* [Records]
--------------------
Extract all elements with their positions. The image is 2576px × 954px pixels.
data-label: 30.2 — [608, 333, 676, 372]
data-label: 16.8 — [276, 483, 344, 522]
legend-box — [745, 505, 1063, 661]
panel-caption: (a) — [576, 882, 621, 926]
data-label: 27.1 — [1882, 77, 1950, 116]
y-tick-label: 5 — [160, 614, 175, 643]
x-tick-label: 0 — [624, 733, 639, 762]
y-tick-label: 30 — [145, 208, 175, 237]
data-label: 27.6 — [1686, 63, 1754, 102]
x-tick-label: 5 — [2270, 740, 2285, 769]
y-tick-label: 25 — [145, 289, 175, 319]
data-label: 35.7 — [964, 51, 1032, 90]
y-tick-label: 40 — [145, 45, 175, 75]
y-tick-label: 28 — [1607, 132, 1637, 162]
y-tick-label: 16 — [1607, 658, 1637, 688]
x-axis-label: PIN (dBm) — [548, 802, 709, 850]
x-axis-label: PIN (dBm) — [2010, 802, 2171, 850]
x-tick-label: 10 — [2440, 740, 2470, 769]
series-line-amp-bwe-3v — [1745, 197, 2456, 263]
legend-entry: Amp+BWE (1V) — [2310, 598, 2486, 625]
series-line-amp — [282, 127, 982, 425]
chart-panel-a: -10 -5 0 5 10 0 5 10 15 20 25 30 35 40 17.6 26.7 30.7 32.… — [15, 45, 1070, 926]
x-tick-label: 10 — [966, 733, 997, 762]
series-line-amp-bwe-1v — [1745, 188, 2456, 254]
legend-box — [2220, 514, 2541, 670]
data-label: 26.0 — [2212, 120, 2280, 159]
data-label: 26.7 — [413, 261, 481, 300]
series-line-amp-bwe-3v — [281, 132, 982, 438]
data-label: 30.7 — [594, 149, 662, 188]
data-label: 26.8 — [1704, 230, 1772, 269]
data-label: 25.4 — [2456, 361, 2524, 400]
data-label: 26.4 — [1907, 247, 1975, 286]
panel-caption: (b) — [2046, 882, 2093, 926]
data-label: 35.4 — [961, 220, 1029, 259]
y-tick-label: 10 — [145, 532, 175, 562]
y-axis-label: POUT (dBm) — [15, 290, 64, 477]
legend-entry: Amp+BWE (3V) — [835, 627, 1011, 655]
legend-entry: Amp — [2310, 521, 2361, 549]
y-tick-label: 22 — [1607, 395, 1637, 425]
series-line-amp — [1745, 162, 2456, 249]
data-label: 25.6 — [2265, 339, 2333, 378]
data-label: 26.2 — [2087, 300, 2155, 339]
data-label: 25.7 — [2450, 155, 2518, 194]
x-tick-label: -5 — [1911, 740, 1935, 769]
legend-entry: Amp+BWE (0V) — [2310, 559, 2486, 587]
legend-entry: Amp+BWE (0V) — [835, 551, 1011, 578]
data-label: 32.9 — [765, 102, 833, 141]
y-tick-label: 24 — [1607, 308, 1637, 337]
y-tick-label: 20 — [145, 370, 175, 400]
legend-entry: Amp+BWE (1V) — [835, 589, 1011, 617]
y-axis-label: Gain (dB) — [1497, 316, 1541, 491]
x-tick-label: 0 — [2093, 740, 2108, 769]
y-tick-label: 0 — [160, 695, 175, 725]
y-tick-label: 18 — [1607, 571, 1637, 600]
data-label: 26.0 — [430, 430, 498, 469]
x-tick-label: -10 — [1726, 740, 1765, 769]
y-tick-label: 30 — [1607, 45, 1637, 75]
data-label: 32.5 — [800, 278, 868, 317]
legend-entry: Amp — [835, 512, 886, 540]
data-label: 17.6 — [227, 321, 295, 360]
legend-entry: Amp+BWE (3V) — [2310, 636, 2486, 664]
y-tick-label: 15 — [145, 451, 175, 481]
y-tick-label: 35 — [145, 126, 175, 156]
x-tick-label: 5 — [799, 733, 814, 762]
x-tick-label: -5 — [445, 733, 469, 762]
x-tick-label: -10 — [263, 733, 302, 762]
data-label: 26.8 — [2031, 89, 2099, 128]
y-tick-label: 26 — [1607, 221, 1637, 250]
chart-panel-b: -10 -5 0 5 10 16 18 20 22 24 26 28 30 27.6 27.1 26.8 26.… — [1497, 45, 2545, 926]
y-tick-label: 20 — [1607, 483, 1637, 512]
--------------------
Reproduce every line above without any change.

* [FINAL ANSWER]
Extract all elements with their positions. The image is 2576px × 954px pixels.
data-label: 30.2 — [608, 333, 676, 372]
data-label: 16.8 — [276, 483, 344, 522]
legend-box — [745, 505, 1063, 661]
panel-caption: (a) — [576, 882, 621, 926]
data-label: 27.1 — [1882, 77, 1950, 116]
y-tick-label: 5 — [160, 614, 175, 643]
x-tick-label: 0 — [624, 733, 639, 762]
y-tick-label: 30 — [145, 208, 175, 237]
data-label: 27.6 — [1686, 63, 1754, 102]
x-tick-label: 5 — [2270, 740, 2285, 769]
y-tick-label: 25 — [145, 289, 175, 319]
data-label: 35.7 — [964, 51, 1032, 90]
y-tick-label: 40 — [145, 45, 175, 75]
y-tick-label: 28 — [1607, 132, 1637, 162]
y-tick-label: 16 — [1607, 658, 1637, 688]
x-axis-label: PIN (dBm) — [548, 802, 709, 850]
x-axis-label: PIN (dBm) — [2010, 802, 2171, 850]
x-tick-label: 10 — [2440, 740, 2470, 769]
series-line-amp-bwe-3v — [1745, 197, 2456, 263]
legend-entry: Amp+BWE (1V) — [2310, 598, 2486, 625]
series-line-amp — [282, 127, 982, 425]
chart-panel-a: -10 -5 0 5 10 0 5 10 15 20 25 30 35 40 17.6 26.7 30.7 32.… — [15, 45, 1070, 926]
x-tick-label: 10 — [966, 733, 997, 762]
series-line-amp-bwe-1v — [1745, 188, 2456, 254]
legend-box — [2220, 514, 2541, 670]
data-label: 26.0 — [2212, 120, 2280, 159]
data-label: 26.7 — [413, 261, 481, 300]
series-line-amp-bwe-3v — [281, 132, 982, 438]
data-label: 30.7 — [594, 149, 662, 188]
data-label: 26.8 — [1704, 230, 1772, 269]
data-label: 25.4 — [2456, 361, 2524, 400]
data-label: 26.4 — [1907, 247, 1975, 286]
panel-caption: (b) — [2046, 882, 2093, 926]
data-label: 35.4 — [961, 220, 1029, 259]
y-tick-label: 10 — [145, 532, 175, 562]
y-axis-label: POUT (dBm) — [15, 290, 64, 477]
legend-entry: Amp+BWE (3V) — [835, 627, 1011, 655]
legend-entry: Amp — [2310, 521, 2361, 549]
y-tick-label: 22 — [1607, 395, 1637, 425]
series-line-amp — [1745, 162, 2456, 249]
data-label: 25.6 — [2265, 339, 2333, 378]
data-label: 26.2 — [2087, 300, 2155, 339]
data-label: 25.7 — [2450, 155, 2518, 194]
x-tick-label: -5 — [1911, 740, 1935, 769]
legend-entry: Amp+BWE (0V) — [2310, 559, 2486, 587]
legend-entry: Amp+BWE (0V) — [835, 551, 1011, 578]
data-label: 32.9 — [765, 102, 833, 141]
y-tick-label: 24 — [1607, 308, 1637, 337]
y-tick-label: 20 — [145, 370, 175, 400]
legend-entry: Amp+BWE (1V) — [835, 589, 1011, 617]
y-axis-label: Gain (dB) — [1497, 316, 1541, 491]
x-tick-label: 0 — [2093, 740, 2108, 769]
y-tick-label: 0 — [160, 695, 175, 725]
y-tick-label: 18 — [1607, 571, 1637, 600]
data-label: 26.0 — [430, 430, 498, 469]
x-tick-label: -10 — [1726, 740, 1765, 769]
y-tick-label: 30 — [1607, 45, 1637, 75]
data-label: 32.5 — [800, 278, 868, 317]
legend-entry: Amp — [835, 512, 886, 540]
data-label: 17.6 — [227, 321, 295, 360]
legend-entry: Amp+BWE (3V) — [2310, 636, 2486, 664]
y-tick-label: 15 — [145, 451, 175, 481]
y-tick-label: 35 — [145, 126, 175, 156]
x-tick-label: 5 — [799, 733, 814, 762]
x-tick-label: -5 — [445, 733, 469, 762]
x-tick-label: -10 — [263, 733, 302, 762]
data-label: 26.8 — [2031, 89, 2099, 128]
y-tick-label: 26 — [1607, 221, 1637, 250]
chart-panel-b: -10 -5 0 5 10 16 18 20 22 24 26 28 30 27.6 27.1 26.8 26.… — [1497, 45, 2545, 926]
y-tick-label: 20 — [1607, 483, 1637, 512]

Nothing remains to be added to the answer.